* [STATED EXERCISE]:
Identify the lines that contain the string "settings", then copy each of them.

(Collected data entries)
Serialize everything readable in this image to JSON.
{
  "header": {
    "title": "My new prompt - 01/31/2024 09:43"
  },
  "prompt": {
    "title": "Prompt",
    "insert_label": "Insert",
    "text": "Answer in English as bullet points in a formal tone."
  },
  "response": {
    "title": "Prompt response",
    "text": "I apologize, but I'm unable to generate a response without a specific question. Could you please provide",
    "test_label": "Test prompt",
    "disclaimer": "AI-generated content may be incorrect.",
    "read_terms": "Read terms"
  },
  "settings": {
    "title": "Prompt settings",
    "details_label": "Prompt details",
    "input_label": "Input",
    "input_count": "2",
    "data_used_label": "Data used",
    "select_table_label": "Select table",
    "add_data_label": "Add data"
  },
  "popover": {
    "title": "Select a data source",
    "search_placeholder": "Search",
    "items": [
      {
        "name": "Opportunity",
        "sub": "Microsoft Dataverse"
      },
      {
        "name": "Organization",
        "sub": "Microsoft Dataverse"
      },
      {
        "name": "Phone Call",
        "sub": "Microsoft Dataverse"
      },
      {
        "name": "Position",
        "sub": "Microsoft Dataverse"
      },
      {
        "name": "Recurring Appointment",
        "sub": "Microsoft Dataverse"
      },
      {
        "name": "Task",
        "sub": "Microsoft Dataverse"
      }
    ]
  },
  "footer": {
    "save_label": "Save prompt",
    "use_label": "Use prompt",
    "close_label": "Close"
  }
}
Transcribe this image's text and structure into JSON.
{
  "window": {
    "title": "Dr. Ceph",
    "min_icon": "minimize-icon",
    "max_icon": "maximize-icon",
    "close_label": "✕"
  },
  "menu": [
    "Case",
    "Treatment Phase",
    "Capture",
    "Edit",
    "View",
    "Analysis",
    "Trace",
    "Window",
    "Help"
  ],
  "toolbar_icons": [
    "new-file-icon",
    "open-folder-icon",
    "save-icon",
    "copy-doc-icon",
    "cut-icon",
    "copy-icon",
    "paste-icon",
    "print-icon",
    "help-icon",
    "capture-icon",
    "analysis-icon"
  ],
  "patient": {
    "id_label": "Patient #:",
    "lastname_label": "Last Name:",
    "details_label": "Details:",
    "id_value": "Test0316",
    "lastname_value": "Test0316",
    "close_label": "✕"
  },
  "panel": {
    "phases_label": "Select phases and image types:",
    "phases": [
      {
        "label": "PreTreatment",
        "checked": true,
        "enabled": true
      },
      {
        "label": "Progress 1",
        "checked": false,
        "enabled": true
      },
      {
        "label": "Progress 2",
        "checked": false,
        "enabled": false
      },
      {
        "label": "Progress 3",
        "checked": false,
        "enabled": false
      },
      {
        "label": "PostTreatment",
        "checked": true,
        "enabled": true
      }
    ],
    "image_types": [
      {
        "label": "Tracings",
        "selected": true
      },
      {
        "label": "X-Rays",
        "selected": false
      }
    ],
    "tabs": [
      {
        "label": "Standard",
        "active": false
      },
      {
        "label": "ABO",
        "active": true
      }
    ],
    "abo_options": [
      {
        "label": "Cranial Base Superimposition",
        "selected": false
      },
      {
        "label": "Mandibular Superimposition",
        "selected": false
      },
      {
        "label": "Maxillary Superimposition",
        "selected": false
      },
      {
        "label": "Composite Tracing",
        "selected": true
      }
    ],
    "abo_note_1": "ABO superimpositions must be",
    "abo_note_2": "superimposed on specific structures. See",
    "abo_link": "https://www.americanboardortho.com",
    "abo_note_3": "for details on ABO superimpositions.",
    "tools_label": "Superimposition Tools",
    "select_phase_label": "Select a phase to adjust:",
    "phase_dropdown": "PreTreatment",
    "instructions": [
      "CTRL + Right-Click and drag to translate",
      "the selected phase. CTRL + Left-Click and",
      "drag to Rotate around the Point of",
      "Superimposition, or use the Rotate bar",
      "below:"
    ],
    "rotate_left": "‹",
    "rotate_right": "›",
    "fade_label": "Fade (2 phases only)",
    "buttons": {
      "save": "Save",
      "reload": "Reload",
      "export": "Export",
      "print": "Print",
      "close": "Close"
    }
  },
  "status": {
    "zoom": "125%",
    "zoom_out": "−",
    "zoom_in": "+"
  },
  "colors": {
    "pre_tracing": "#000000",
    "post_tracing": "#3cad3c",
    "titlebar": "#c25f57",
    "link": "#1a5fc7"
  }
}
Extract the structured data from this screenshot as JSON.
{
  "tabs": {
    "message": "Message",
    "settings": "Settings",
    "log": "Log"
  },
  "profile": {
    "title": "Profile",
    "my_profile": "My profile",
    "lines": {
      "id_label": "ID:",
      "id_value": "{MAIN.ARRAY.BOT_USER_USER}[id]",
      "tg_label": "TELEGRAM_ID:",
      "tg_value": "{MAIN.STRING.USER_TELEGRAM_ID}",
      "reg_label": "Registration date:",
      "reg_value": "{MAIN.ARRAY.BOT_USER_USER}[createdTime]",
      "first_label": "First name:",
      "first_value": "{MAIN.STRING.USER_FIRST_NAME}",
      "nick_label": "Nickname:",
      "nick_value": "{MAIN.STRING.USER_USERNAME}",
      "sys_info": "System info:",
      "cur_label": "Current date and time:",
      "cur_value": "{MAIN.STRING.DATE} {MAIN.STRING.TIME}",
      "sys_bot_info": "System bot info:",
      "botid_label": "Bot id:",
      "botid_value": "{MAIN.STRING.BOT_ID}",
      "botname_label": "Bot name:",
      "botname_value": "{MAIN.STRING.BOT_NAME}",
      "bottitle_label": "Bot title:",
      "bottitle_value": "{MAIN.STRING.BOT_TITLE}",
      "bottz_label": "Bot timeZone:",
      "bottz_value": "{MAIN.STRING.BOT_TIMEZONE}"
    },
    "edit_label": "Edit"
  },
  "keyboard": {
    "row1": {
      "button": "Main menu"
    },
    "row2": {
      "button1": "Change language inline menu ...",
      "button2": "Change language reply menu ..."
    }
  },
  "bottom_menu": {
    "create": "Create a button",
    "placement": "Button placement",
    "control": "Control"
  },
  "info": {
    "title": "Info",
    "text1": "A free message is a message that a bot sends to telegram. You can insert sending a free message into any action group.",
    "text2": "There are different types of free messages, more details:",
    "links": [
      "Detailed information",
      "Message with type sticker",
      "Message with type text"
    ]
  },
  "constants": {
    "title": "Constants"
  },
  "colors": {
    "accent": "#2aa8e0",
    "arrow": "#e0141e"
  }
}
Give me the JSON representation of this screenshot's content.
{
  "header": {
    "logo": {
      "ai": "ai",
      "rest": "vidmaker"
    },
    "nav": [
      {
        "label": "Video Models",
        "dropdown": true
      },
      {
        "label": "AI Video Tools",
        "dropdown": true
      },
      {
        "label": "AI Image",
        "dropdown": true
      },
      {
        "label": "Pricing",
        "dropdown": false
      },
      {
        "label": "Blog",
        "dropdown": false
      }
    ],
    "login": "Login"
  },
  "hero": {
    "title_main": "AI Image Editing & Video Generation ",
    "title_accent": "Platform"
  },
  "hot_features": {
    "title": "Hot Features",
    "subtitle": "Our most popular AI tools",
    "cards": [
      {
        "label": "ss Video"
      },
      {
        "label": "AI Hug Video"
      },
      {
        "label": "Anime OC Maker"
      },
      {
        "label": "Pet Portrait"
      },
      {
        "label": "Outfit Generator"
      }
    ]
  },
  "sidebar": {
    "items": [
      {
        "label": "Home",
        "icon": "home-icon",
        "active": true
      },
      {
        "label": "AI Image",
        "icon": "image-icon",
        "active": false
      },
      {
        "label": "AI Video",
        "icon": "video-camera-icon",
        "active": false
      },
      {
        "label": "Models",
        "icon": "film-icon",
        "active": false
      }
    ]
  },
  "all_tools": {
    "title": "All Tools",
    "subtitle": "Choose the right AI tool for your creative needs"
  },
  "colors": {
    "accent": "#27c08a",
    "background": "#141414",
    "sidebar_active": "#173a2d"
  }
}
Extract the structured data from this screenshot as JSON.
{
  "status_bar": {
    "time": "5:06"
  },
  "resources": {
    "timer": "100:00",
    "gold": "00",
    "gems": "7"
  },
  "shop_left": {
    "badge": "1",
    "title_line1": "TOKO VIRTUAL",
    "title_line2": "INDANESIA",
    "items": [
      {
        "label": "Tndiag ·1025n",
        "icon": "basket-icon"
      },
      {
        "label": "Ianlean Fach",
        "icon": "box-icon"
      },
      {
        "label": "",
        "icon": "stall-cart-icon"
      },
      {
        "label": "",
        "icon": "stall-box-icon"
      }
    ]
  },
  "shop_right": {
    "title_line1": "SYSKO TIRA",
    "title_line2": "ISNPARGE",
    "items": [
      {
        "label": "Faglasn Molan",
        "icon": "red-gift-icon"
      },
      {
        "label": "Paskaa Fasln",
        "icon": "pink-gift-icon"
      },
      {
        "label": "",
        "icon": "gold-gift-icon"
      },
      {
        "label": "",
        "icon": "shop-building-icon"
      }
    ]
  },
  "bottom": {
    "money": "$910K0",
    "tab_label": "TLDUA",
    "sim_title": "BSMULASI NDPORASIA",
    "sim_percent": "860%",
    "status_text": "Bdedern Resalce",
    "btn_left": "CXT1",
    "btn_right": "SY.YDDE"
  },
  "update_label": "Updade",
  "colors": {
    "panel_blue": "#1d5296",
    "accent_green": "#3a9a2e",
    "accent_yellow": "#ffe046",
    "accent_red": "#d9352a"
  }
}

* [THE REPLY]:
  "settings": {
    "title": "Prompt settings",
    "settings": "Settings",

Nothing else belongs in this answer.